Stored data entries:
--- start ---

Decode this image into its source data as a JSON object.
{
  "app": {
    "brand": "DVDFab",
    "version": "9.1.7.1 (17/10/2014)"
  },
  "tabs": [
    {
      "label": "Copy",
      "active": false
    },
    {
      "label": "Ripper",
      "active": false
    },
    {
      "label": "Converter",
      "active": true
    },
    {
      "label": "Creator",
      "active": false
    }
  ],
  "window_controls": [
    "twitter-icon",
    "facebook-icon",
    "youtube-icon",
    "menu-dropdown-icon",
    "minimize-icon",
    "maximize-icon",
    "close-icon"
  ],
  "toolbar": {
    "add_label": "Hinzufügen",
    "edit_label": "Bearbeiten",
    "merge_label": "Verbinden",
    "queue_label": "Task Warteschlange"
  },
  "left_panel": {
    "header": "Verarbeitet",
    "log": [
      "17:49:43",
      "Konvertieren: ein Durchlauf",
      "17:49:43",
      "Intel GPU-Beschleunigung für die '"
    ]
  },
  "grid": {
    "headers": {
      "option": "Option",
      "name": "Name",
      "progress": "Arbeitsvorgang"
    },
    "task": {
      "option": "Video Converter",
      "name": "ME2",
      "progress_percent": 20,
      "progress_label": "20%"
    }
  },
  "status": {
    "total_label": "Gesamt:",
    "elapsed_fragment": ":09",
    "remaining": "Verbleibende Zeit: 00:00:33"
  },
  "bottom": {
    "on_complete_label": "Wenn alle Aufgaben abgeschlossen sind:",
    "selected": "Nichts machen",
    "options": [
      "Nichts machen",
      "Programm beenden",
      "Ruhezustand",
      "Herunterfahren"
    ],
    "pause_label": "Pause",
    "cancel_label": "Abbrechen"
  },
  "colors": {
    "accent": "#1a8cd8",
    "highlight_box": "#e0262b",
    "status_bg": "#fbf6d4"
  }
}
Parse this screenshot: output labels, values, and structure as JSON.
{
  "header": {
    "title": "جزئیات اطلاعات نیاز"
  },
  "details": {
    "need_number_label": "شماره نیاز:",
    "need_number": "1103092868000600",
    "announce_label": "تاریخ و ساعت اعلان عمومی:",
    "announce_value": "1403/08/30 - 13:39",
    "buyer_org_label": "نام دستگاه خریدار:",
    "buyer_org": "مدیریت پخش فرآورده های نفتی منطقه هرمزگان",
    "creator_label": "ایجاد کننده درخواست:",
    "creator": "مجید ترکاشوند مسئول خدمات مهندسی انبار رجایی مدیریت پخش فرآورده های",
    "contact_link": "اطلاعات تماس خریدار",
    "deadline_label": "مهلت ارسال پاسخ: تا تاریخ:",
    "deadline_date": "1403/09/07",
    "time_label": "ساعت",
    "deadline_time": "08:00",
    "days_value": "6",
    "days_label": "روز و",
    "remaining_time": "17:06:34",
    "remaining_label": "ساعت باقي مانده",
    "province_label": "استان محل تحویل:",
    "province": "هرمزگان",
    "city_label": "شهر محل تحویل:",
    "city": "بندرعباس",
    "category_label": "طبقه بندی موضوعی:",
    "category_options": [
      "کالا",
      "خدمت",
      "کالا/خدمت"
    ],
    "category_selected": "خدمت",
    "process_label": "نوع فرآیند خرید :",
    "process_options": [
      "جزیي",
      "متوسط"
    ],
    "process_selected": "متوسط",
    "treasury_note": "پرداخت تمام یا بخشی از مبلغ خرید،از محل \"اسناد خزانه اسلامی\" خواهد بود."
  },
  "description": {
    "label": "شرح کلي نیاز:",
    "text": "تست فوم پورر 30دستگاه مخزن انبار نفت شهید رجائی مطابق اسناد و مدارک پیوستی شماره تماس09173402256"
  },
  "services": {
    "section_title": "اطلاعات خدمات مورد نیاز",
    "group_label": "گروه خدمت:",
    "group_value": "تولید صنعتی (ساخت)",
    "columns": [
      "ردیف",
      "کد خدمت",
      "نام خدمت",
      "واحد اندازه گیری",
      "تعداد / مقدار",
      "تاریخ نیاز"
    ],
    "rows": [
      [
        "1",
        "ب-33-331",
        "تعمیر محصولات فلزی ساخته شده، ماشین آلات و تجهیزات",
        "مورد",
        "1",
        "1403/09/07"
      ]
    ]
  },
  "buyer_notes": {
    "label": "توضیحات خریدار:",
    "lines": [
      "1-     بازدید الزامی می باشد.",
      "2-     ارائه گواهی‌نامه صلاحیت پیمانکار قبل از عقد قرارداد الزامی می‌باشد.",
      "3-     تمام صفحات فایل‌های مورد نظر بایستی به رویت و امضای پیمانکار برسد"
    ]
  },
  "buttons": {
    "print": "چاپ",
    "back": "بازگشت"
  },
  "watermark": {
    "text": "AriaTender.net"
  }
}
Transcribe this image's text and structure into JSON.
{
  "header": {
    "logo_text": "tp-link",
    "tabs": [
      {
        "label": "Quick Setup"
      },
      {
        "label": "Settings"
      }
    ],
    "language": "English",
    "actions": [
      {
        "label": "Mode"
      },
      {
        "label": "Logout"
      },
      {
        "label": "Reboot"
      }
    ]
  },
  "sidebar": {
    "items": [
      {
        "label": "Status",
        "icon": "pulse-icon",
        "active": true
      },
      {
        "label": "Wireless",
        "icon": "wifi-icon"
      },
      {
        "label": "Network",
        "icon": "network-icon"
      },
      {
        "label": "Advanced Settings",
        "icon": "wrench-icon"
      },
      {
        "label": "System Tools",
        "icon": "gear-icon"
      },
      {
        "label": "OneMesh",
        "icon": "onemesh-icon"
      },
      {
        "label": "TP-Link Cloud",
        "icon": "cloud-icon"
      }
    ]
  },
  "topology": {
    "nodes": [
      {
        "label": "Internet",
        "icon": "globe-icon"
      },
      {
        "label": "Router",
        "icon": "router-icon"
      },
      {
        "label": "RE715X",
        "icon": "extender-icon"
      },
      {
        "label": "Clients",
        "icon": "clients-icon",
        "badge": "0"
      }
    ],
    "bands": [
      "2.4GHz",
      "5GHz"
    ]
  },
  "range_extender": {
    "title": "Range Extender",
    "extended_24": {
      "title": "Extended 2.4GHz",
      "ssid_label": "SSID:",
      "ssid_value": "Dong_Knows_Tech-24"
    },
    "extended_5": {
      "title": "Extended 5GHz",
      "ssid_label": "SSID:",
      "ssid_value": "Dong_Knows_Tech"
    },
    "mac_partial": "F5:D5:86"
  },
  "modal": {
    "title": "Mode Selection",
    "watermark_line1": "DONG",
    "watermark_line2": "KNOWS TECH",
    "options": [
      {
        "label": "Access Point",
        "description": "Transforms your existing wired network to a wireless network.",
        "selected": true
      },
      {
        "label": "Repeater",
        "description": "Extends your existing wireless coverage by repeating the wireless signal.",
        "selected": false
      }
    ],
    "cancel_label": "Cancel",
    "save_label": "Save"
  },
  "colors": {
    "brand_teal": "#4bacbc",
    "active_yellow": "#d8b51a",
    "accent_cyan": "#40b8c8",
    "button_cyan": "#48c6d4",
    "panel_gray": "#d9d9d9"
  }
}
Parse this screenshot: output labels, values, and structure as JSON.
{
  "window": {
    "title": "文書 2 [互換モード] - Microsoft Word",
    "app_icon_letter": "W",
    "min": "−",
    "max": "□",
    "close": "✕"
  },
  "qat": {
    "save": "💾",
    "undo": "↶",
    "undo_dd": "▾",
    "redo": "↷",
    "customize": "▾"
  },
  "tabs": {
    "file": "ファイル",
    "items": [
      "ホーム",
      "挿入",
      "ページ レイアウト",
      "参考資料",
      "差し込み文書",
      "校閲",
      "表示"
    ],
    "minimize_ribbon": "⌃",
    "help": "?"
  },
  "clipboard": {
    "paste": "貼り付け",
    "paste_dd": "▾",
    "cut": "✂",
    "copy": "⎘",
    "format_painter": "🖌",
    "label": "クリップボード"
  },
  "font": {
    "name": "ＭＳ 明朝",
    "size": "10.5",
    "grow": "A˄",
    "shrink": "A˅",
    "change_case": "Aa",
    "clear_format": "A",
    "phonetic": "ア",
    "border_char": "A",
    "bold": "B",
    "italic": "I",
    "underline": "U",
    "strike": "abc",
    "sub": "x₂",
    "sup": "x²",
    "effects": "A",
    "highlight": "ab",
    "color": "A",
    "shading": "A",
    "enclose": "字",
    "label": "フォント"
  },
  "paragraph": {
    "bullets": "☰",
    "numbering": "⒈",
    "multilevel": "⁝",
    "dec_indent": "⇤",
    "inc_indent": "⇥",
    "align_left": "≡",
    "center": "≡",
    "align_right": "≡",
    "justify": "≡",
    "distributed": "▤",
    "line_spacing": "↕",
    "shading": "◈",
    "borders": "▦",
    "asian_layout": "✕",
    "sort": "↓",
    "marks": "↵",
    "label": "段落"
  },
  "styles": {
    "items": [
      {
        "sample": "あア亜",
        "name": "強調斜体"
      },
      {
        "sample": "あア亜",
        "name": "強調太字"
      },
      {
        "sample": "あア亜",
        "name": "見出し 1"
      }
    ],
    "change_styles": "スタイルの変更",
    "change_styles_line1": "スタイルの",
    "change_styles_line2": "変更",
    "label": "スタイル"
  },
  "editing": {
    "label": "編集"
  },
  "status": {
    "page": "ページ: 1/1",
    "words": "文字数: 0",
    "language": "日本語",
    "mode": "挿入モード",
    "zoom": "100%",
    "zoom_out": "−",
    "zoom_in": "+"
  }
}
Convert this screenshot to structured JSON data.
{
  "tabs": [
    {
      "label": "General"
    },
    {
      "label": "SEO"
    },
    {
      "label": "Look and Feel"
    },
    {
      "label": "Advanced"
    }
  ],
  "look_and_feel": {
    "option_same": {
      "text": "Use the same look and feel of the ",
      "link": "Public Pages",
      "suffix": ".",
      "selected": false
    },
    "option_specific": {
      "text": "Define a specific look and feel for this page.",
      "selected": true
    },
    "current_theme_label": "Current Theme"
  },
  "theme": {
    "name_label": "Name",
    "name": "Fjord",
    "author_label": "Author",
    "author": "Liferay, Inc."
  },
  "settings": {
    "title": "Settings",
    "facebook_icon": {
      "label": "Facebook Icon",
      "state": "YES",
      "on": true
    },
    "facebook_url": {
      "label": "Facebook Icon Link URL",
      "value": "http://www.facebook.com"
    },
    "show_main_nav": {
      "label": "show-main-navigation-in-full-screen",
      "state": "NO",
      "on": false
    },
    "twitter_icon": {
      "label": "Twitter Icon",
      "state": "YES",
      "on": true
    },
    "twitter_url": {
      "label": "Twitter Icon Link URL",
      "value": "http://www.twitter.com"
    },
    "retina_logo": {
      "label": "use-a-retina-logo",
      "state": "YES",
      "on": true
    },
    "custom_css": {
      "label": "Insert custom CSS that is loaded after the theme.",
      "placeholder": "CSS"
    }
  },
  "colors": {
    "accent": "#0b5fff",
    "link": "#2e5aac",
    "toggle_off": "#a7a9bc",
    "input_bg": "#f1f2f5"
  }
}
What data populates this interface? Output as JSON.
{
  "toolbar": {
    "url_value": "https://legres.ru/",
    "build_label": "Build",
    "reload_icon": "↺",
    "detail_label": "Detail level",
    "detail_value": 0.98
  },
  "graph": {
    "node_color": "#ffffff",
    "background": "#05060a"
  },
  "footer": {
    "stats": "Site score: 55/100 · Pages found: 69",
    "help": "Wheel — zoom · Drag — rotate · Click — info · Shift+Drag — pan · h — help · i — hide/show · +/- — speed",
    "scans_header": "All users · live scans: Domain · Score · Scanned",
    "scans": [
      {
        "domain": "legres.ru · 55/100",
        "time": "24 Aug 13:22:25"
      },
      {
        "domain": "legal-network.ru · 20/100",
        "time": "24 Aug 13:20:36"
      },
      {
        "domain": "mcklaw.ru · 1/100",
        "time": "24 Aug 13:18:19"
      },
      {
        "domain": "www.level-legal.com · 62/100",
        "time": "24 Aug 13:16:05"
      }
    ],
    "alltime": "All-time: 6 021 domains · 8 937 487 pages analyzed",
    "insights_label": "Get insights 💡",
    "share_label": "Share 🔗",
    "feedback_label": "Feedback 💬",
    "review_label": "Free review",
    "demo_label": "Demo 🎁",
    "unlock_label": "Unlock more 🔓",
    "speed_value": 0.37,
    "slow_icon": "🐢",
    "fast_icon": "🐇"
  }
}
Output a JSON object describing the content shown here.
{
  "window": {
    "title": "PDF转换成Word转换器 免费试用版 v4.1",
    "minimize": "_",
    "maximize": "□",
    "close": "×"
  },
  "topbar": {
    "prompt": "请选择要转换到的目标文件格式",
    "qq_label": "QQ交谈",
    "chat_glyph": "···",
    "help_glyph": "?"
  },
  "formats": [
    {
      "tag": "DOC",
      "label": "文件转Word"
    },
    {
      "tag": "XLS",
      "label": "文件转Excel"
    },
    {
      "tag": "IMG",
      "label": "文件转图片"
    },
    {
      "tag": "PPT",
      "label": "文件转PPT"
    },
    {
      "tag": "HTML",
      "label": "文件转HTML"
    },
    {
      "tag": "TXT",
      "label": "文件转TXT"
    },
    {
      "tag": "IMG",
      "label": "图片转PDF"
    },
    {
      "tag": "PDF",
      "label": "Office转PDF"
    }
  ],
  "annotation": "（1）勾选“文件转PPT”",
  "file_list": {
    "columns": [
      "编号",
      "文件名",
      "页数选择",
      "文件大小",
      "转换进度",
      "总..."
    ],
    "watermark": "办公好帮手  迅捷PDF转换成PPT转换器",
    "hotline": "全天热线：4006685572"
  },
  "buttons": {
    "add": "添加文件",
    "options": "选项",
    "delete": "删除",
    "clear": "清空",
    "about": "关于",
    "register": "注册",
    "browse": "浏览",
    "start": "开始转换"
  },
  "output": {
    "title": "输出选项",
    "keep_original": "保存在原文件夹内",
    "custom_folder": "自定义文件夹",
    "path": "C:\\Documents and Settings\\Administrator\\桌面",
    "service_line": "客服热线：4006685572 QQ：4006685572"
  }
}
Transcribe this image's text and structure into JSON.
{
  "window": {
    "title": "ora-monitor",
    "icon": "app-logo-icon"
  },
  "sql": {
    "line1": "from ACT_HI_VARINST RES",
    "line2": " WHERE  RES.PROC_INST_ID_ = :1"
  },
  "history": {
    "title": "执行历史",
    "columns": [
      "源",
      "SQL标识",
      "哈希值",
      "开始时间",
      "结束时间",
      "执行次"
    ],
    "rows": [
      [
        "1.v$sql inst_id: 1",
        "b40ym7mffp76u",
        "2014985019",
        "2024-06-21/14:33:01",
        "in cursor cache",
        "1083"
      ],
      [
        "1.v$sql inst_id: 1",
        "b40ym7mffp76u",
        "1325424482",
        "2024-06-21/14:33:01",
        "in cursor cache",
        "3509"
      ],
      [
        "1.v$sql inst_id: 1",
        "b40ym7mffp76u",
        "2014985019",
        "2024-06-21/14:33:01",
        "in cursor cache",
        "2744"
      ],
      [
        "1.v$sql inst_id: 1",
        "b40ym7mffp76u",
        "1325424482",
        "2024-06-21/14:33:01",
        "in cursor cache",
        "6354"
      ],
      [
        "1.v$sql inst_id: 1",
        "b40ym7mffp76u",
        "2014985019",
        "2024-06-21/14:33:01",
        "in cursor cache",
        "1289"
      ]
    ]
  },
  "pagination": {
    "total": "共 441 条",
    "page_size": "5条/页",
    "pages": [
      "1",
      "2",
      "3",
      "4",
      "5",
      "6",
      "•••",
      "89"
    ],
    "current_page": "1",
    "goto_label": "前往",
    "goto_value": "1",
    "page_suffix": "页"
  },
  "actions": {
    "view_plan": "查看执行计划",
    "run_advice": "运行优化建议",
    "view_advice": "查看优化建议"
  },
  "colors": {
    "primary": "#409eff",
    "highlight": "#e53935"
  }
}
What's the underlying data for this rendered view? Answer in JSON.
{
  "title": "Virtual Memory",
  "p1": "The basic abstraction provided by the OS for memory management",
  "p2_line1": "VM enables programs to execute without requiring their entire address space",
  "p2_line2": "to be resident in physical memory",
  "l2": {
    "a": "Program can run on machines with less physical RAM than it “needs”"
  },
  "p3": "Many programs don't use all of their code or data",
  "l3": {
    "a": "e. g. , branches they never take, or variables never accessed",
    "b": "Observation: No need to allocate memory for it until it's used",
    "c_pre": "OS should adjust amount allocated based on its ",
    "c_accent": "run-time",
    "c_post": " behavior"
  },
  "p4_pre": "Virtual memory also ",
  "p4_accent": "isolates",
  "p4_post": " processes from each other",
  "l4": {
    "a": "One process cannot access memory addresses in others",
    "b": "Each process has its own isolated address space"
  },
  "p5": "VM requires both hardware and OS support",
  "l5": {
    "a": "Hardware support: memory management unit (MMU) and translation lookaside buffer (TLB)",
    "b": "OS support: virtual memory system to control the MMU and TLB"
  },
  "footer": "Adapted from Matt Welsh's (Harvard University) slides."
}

--- end ---

* **TASK PROMPT**: Spot every line that holds "اسناد" and copy it.

* **RESULT FOR THIS EXERCISE**:
    "treasury_note": "پرداخت تمام یا بخشی از مبلغ خرید،از محل \"اسناد خزانه اسلامی\" خواهد بود."
    "text": "تست فوم پورر 30دستگاه مخزن انبار نفت شهید رجائی مطابق اسناد و مدارک پیوستی شماره تماس09173402256"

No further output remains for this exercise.